Aim: In the post below on Wayne Grudem and Ephesians 2:20 and 3:5, which pages of Grudem's Systematic Theology are cited for his stance on the gifts of the Spirit?

Source passage:
━━━━
Tag Archives: Wayne Grudem

Wayne Grudem on Ephesians 2:20 and 3:5

by Scott

Many people who have spent time studying pneumatology and the gifts of the Spirit will probably be aware of Wayne Grudem and the works he has written around such topics. Grudem believes the charismata gifts of 1 Corinthians 12 still exist today. He is one of the many ‘theologically-minded’ and scholarly Christians now standing as advocates for these gifts of the Spirit. Others are Sam Storms, John Piper, Gordon Fee, Mark Driscoll, Jack Deere, and many other such people.

Though one can get a taster of his theological stance on the gifts of the Spirit in his Systematic Theology (pgs1016-1088), another of his writings, The Gift of Prophecy in the New Testament and Today, gives a much more in-depth treatment of the gift of prophecy, as you would expect from such a title.

Though the book definitely stands as an evangelical stalwart for study on the gift of prophecy, I believe the book fails to incorporate the full biblical teaching on prophecy, as well as the nature of apostles and prophets. I want to deal with one area where I believe his work has some shortcomings. This revolves around his discussion on New Testament apostles. With this specific matter, Grudem offers what I believe is faulty exegesis on the passages of Ephesians 2:20 and 3:5. You can see his discussions in chapter 2 of the book (pgs45-47), as well as in his Appendix 6 (pgs329-436). Remember, this is in the revised edition from 2000. I don’t believe earlier copies have Appendix 6.

Before analysing some of his words, let’s quote the two biblical passages. I shall give a little bit of context around these verses up for discussion:

19 So then you are no longer strangers and aliens, but you are fellow citizens with the saints and members of the household of God, 20 built on the foundation of the apostles and prophets, Christ Jesus himself being the cornerstone, 21 in whom the whole structure, being joined together, grows into a holy temple in the Lord. 22 In him you also are being built together into a dwelling place for God by the Spirit. (Eph 2:19-22)

4 When you read this, you can perceive my insight into the mystery of Christ, 5 which was not made known to the sons of men in other generations as it has now been revealed to his holy apostles and prophets by the Spirit. 6 This mystery is that the Gentiles are fellow heirs, members of the same body, and partakers of the promise in Christ Jesus through the gospel. (Eph 3:4-6)

What does Grudem teach about New Testament apostles and prophets by looking at these two Scriptures? The two bullet points below are a summary of his thoughts:

  • New Testament apostles are equal to the Old Testament prophets in their authority. Therefore, these two groups, NT apostles and OT prophets, are the authoritative recorders of Scripture.
━━━━
Rows:
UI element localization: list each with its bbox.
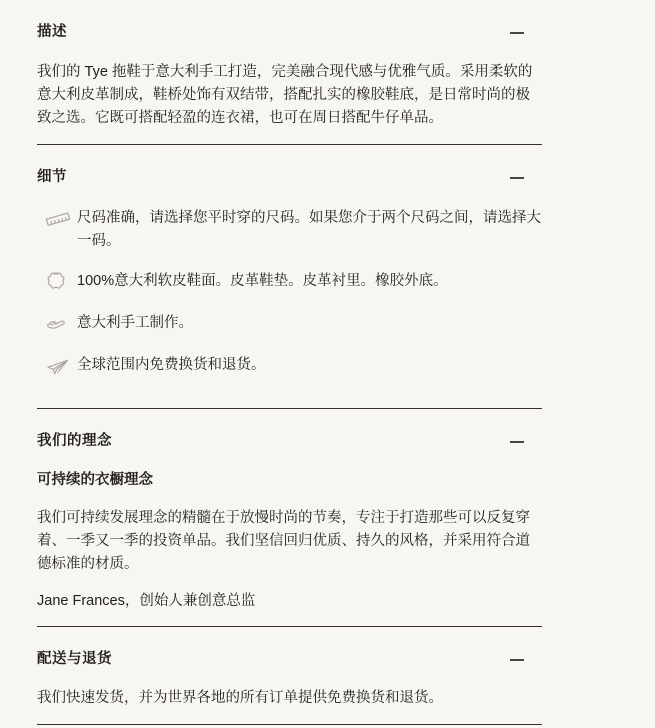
minus-icon bbox=[510, 659, 524, 661]
accordion-header-shipping-returns[interactable]: 配送与退货 bbox=[37, 647, 542, 671]
shipping-returns-paragraph: 我们快速发货，并为世界各地的所有订单提供免费换货和退货。 bbox=[37, 687, 542, 710]
detail-text: 尺码准确，请选择您平时穿的尺码。如果您介于两个尺码之间，请选择大一码。 bbox=[77, 207, 542, 253]
detail-item-handmade: 意大利手工制作。 bbox=[37, 312, 542, 337]
accordion-header-philosophy[interactable]: 我们的理念 bbox=[37, 429, 542, 453]
description-paragraph: 我们的 Tye 拖鞋于意大利手工打造，完美融合现代感与优雅气质。采用柔软的意大利… bbox=[37, 61, 542, 130]
detail-item-shipping: 全球范围内免费换货和退货。 bbox=[37, 354, 542, 379]
minus-icon bbox=[510, 441, 524, 443]
accordion-header-description[interactable]: 描述 bbox=[37, 20, 542, 44]
collapse-toggle-button[interactable] bbox=[510, 651, 524, 667]
philosophy-paragraph: 我们可持续发展理念的精髓在于放慢时尚的节奏，专注于打造那些可以反复穿着、一季又一… bbox=[37, 507, 542, 576]
collapse-toggle-button[interactable] bbox=[510, 433, 524, 449]
section-title-shipping-returns: 配送与退货 bbox=[37, 647, 112, 671]
detail-text: 100%意大利软皮鞋面。皮革鞋垫。皮革衬里。橡胶外底。 bbox=[77, 270, 448, 293]
founder-signature: Jane Frances，创始人兼创意总监 bbox=[37, 590, 542, 613]
collapse-toggle-button[interactable] bbox=[510, 24, 524, 40]
detail-item-materials: 100%意大利软皮鞋面。皮革鞋垫。皮革衬里。橡胶外底。 bbox=[37, 270, 542, 295]
accordion-section-shipping-returns: 配送与退货 我们快速发货，并为世界各地的所有订单提供免费换货和退货。 bbox=[37, 627, 542, 725]
product-info-accordion: 描述 我们的 Tye 拖鞋于意大利手工打造，完美融合现代感与优雅气质。采用柔软的… bbox=[37, 0, 542, 725]
section-title-description: 描述 bbox=[37, 20, 67, 44]
leather-icon bbox=[45, 269, 71, 295]
accordion-header-details[interactable]: 细节 bbox=[37, 165, 542, 189]
collapse-toggle-button[interactable] bbox=[510, 169, 524, 185]
accordion-section-description: 描述 我们的 Tye 拖鞋于意大利手工打造，完美融合现代感与优雅气质。采用柔软的… bbox=[37, 0, 542, 145]
accordion-section-details: 细节 尺码准确，请选择您平时穿的尺码。如果您介于两个尺码之间，请选择大一码。 bbox=[37, 145, 542, 409]
section-title-details: 细节 bbox=[37, 165, 67, 189]
paper-plane-icon bbox=[45, 353, 71, 379]
minus-icon bbox=[510, 32, 524, 34]
minus-icon bbox=[510, 177, 524, 179]
ruler-icon bbox=[45, 206, 71, 232]
detail-text: 意大利手工制作。 bbox=[77, 312, 193, 335]
handmade-icon bbox=[45, 311, 71, 337]
detail-list: 尺码准确，请选择您平时穿的尺码。如果您介于两个尺码之间，请选择大一码。 100%… bbox=[37, 207, 542, 379]
section-title-philosophy: 我们的理念 bbox=[37, 429, 112, 453]
accordion-section-philosophy: 我们的理念 可持续的衣橱理念 我们可持续发展理念的精髓在于放慢时尚的节奏，专注于… bbox=[37, 409, 542, 627]
detail-item-sizing: 尺码准确，请选择您平时穿的尺码。如果您介于两个尺码之间，请选择大一码。 bbox=[37, 207, 542, 253]
philosophy-subheading: 可持续的衣橱理念 bbox=[37, 469, 542, 492]
detail-text: 全球范围内免费换货和退货。 bbox=[77, 354, 266, 377]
━━━━
Correct answer: Pages 1016–1088.